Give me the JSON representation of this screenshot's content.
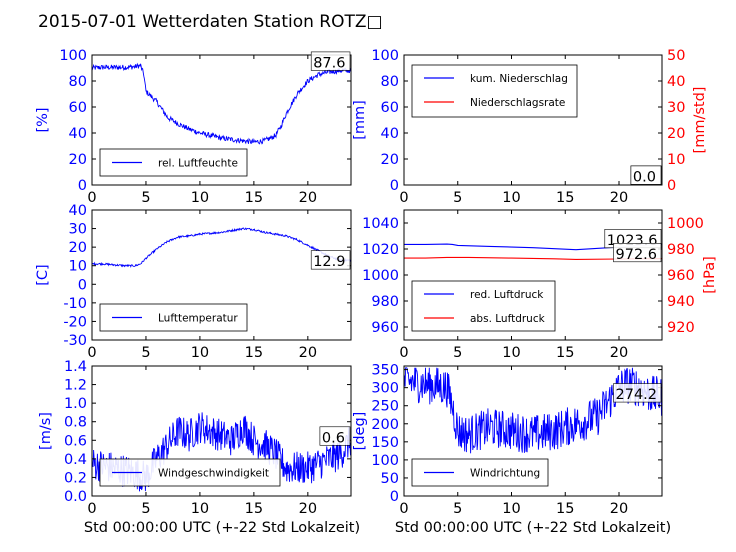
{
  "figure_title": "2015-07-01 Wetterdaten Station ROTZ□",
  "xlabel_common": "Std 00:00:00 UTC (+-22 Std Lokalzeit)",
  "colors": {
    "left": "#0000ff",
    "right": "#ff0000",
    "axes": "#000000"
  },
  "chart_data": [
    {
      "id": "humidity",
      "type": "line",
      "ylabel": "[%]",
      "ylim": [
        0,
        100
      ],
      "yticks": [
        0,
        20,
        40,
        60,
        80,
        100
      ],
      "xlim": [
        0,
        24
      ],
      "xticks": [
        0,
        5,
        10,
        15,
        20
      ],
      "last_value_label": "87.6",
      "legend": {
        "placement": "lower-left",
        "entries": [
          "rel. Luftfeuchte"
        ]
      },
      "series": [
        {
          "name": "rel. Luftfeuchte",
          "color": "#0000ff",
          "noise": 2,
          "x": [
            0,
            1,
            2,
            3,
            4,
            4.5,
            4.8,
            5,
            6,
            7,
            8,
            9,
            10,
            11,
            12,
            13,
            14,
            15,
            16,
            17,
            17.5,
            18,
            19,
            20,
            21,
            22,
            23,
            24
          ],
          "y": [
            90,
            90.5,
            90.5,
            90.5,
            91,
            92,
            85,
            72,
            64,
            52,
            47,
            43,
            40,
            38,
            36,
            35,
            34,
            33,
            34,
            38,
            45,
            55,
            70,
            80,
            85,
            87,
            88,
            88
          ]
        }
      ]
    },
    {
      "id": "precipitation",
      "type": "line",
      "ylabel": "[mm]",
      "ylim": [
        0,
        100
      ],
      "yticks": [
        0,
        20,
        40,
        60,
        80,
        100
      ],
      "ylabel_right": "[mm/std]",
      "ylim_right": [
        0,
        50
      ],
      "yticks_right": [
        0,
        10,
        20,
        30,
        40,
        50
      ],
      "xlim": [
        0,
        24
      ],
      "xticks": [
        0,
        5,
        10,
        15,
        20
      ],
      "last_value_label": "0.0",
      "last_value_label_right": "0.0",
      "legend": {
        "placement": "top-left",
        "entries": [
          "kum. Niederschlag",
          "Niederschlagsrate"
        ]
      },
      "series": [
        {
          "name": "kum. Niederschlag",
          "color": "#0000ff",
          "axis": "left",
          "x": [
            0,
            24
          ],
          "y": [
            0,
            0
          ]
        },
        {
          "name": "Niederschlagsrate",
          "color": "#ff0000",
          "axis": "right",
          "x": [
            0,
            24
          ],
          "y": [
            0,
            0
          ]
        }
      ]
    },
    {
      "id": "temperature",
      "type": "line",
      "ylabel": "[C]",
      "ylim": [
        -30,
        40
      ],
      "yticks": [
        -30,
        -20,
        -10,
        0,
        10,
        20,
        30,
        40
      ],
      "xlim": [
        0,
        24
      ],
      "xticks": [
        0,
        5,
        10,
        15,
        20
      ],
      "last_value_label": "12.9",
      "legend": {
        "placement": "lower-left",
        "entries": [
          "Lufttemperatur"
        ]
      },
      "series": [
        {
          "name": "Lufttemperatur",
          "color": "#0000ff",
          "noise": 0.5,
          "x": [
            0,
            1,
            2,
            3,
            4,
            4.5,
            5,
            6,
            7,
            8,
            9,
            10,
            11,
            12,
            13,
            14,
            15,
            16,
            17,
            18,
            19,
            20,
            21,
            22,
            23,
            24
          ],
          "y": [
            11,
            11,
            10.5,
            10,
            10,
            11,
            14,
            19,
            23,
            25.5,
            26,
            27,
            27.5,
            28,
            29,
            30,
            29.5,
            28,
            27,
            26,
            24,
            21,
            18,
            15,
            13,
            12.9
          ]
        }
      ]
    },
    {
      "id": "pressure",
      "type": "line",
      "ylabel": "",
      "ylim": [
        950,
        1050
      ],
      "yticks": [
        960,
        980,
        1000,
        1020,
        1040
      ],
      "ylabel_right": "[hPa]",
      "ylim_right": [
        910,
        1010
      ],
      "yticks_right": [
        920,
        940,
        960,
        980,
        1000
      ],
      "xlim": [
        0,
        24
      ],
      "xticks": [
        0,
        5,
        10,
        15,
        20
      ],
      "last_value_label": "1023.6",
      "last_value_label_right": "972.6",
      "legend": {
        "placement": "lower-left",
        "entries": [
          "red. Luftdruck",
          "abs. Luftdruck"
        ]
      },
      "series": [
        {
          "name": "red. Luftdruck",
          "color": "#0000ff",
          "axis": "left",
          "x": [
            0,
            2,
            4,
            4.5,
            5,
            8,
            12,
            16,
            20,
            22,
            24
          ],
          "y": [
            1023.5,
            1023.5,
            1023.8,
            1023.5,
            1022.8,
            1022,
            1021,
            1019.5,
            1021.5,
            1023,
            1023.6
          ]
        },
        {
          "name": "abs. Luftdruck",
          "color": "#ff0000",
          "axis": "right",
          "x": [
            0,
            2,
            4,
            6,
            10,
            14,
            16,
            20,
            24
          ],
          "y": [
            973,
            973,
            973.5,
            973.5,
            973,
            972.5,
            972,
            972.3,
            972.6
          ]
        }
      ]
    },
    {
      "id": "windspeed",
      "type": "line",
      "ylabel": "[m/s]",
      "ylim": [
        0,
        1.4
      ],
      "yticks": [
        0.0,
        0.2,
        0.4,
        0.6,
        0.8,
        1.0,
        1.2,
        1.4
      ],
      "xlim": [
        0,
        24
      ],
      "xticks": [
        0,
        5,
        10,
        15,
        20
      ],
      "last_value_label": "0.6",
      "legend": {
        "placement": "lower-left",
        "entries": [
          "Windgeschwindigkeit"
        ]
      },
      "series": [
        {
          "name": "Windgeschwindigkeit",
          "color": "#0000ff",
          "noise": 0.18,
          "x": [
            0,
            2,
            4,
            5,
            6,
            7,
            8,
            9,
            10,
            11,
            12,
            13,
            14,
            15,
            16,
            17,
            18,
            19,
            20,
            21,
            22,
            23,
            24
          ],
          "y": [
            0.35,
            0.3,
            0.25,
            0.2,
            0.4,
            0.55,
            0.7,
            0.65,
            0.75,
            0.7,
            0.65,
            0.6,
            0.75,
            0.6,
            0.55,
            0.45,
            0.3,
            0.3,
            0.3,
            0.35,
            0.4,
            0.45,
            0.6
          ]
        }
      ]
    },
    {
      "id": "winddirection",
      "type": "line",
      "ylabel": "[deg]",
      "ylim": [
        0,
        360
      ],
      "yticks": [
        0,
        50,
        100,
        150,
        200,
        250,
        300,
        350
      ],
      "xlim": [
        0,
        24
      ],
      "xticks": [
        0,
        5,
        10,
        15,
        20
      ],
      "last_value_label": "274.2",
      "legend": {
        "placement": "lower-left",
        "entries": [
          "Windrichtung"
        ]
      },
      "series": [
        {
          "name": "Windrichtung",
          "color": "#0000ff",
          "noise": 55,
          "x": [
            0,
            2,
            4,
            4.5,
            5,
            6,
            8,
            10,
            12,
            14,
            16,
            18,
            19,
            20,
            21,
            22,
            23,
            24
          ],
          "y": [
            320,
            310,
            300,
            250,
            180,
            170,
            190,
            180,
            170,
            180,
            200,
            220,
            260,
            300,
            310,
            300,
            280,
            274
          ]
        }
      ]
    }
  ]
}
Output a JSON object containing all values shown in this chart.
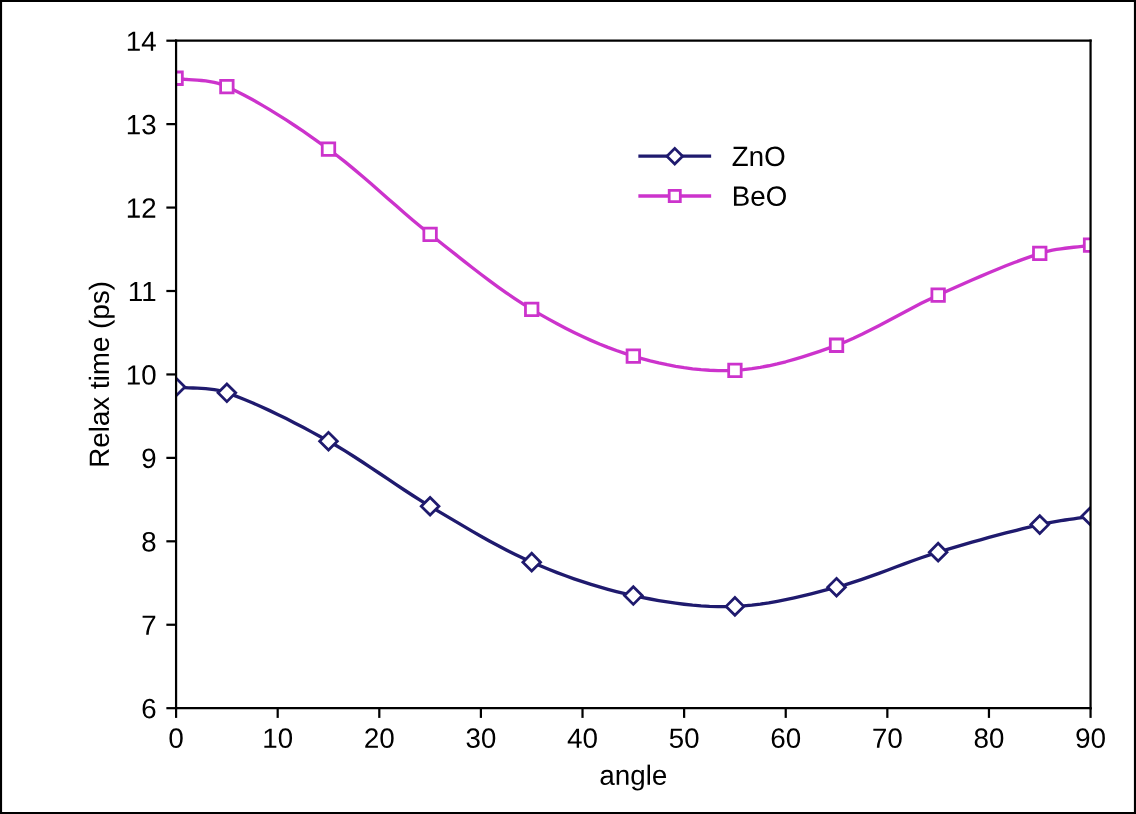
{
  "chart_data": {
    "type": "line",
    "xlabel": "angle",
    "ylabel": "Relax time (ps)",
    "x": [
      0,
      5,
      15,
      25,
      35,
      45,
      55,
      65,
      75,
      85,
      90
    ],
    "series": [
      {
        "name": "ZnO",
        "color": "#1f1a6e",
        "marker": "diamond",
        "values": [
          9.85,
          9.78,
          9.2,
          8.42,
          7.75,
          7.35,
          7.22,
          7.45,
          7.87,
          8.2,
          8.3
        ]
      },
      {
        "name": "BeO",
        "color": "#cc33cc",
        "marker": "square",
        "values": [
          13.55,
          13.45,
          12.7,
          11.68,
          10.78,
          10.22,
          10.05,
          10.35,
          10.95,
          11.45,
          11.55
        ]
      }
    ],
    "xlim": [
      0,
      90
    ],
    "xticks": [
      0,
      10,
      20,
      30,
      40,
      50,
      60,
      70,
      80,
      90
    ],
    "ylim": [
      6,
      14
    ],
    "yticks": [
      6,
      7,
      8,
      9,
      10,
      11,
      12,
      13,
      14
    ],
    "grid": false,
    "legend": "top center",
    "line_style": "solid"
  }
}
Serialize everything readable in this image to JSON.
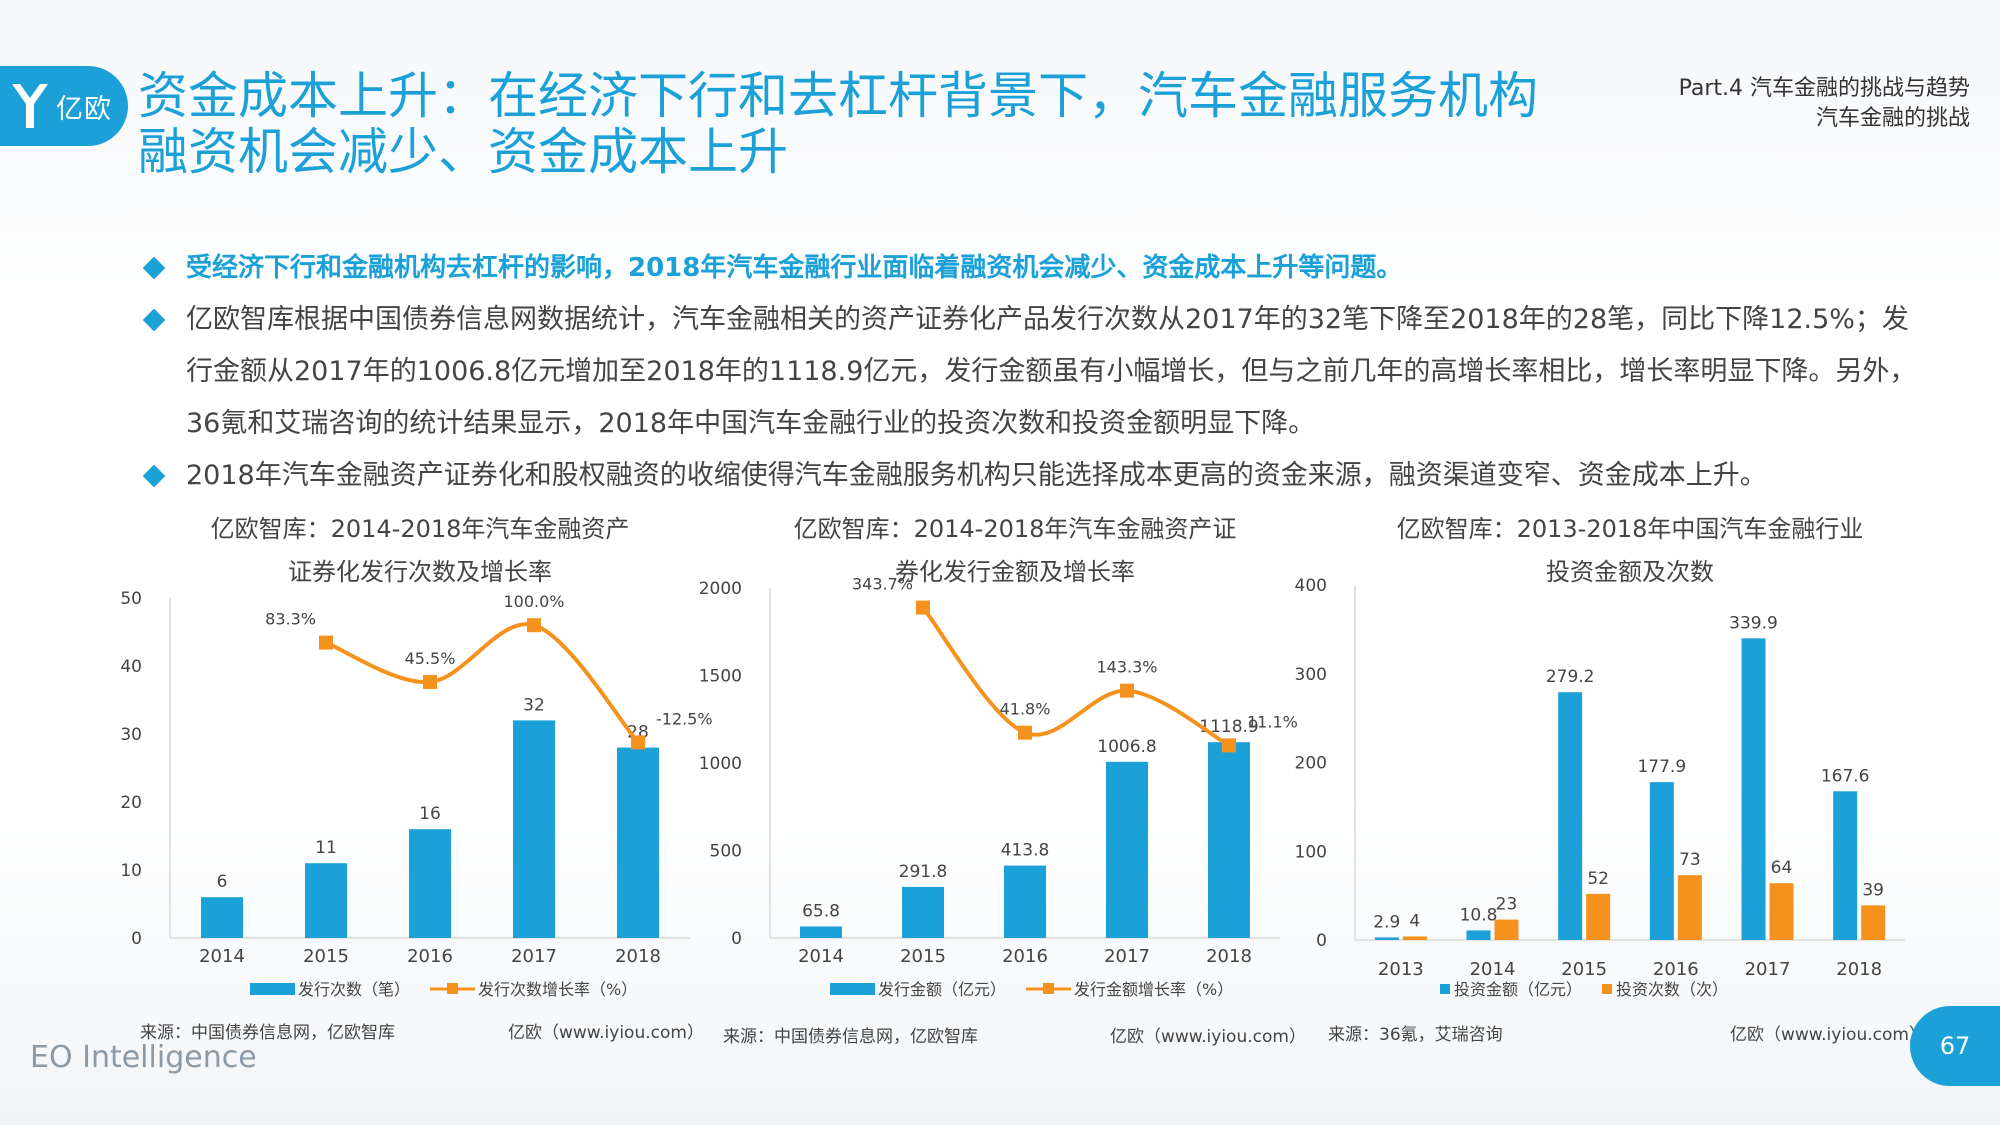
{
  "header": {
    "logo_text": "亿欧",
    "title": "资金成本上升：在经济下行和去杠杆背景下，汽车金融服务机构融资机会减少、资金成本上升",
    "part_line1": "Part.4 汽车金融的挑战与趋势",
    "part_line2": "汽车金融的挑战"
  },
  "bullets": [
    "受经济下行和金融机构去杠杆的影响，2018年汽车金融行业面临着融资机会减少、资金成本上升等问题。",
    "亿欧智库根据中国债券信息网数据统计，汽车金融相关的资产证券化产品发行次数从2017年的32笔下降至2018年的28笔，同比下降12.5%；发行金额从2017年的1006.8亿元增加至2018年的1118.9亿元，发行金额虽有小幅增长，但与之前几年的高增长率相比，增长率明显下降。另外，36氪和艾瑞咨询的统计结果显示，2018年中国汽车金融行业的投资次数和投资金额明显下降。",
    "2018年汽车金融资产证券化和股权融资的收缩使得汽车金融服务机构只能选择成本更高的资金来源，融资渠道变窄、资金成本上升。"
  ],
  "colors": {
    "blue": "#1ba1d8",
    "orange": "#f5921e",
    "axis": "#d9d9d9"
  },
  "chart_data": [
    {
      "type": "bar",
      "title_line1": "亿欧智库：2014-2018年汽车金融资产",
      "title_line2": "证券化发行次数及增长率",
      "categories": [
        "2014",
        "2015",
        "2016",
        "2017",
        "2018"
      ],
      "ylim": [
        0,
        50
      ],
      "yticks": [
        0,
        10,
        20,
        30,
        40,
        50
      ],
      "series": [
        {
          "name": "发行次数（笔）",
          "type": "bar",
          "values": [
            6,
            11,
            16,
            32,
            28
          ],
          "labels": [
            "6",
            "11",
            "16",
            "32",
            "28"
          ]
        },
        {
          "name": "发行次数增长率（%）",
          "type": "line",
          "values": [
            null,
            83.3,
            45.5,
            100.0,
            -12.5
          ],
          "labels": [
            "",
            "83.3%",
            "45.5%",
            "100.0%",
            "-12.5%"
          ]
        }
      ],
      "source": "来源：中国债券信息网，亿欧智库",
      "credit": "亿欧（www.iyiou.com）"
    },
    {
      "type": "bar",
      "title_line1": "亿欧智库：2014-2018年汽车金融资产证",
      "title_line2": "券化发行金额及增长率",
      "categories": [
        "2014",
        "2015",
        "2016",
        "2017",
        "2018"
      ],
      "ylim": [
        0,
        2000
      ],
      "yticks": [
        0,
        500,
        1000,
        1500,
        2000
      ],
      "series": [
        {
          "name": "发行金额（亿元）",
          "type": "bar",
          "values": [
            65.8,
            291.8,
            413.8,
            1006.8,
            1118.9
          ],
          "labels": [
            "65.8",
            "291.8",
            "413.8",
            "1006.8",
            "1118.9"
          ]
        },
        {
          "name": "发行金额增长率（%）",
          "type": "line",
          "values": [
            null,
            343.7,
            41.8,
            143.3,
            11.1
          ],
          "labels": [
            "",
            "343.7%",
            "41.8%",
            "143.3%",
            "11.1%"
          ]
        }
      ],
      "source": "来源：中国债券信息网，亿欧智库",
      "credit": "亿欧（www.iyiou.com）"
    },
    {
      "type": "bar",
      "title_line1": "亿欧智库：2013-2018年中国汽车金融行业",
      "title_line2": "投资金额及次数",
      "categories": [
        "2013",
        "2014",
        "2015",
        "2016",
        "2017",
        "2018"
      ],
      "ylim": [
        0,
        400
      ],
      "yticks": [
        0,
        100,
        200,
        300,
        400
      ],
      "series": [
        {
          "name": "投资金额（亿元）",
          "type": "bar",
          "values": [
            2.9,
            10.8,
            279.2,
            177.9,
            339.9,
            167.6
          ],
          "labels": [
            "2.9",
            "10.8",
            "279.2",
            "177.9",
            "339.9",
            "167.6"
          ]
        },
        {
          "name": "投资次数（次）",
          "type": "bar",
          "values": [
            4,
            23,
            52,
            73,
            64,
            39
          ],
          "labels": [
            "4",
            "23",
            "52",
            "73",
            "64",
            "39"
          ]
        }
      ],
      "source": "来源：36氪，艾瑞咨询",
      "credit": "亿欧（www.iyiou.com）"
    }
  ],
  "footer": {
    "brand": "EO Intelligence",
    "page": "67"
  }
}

* _Aim of the exercise_:
Count every line bearing the word "Windgeschwindigkeit"; report the total only.

* _Final result_:
2